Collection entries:
******************************

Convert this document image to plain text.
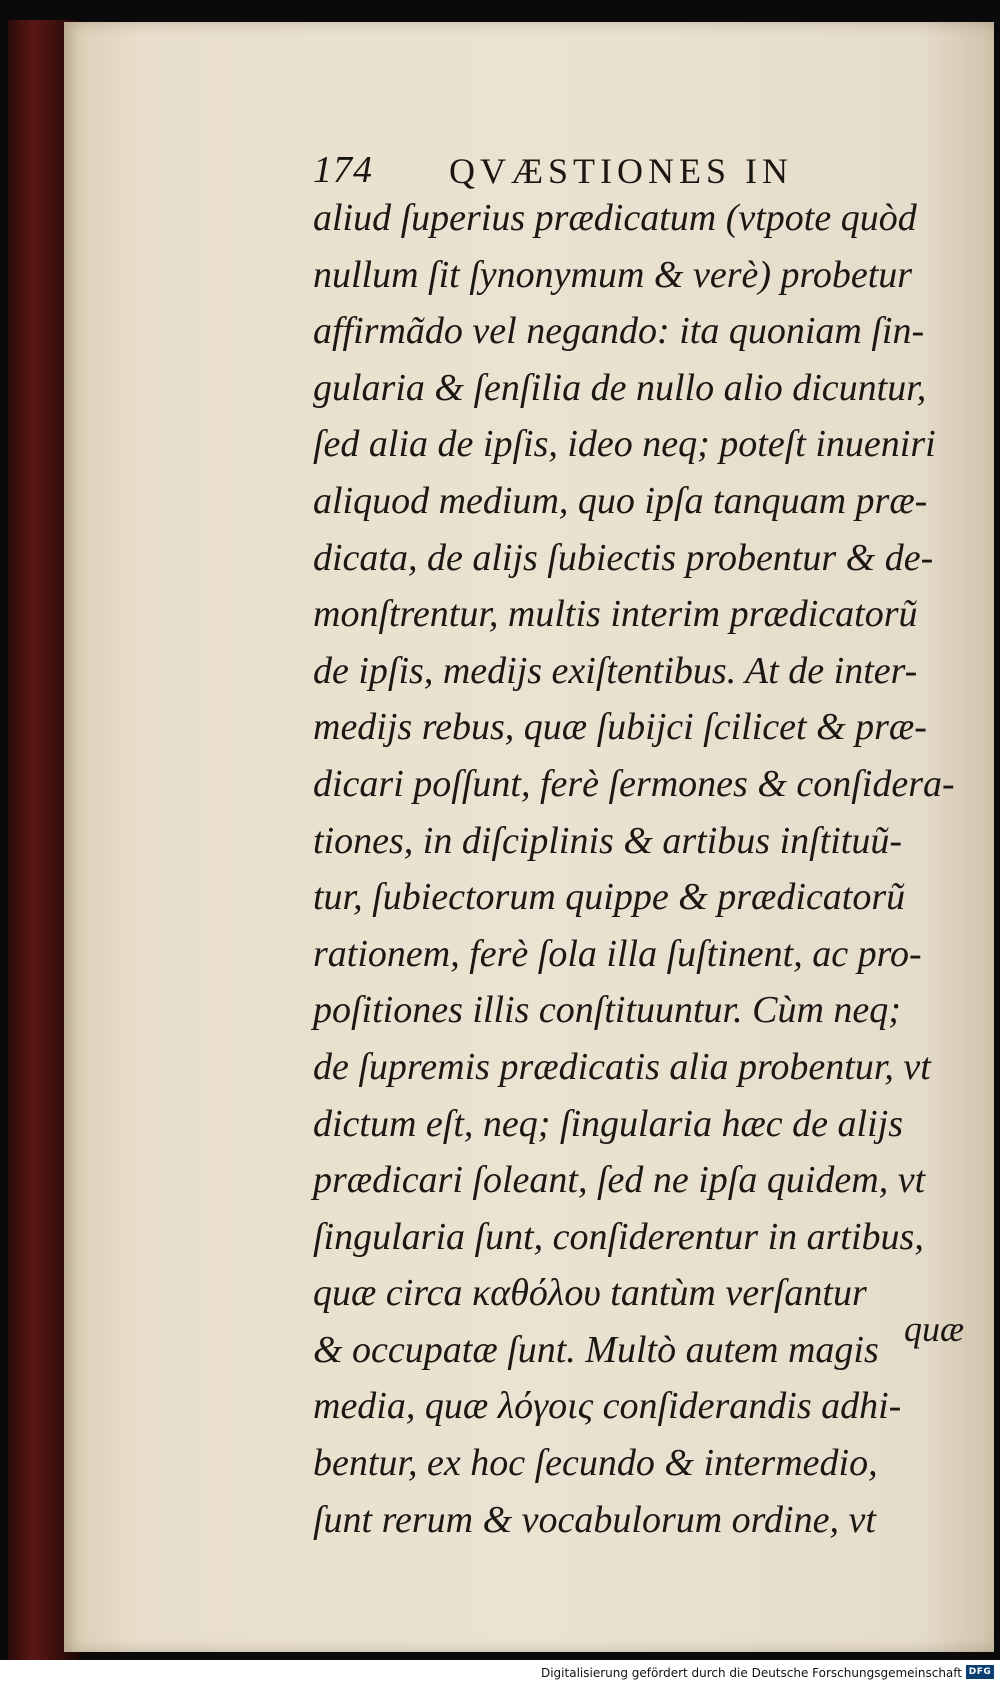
174 QVÆSTIONES IN
aliud ſuperius prædicatum (vtpote quòd
nullum ſit ſynonymum & verè) probetur
affirmãdo vel negando: ita quoniam ſin-
gularia & ſenſilia de nullo alio dicuntur,
ſed alia de ipſis, ideo neq; poteſt inueniri
aliquod medium, quo ipſa tanquam præ-
dicata, de alijs ſubiectis probentur & de-
monſtrentur, multis interim prædicatorũ
de ipſis, medijs exiſtentibus. At de inter-
medijs rebus, quæ ſubijci ſcilicet & præ-
dicari poſſunt, ferè ſermones & conſidera-
tiones, in diſciplinis & artibus inſtituũ-
tur, ſubiectorum quippe & prædicatorũ
rationem, ferè ſola illa ſuſtinent, ac pro-
poſitiones illis conſtituuntur. Cùm neq;
de ſupremis prædicatis alia probentur, vt
dictum eſt, neq; ſingularia hæc de alijs
prædicari ſoleant, ſed ne ipſa quidem, vt
ſingularia ſunt, conſiderentur in artibus,
quæ circa καθόλου tantùm verſantur
& occupatæ ſunt. Multò autem magis
media, quæ λόγοις conſiderandis adhi-
bentur, ex hoc ſecundo & intermedio,
ſunt rerum & vocabulorum ordine, vt
quæ
Digitalisierung gefördert durch die Deutsche Forschungsgemeinschaft DFG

******************************

* **Objective**: Reply with one number: the count of lines in the entries that include the word "ipſa".

* **Solved exercise**: 2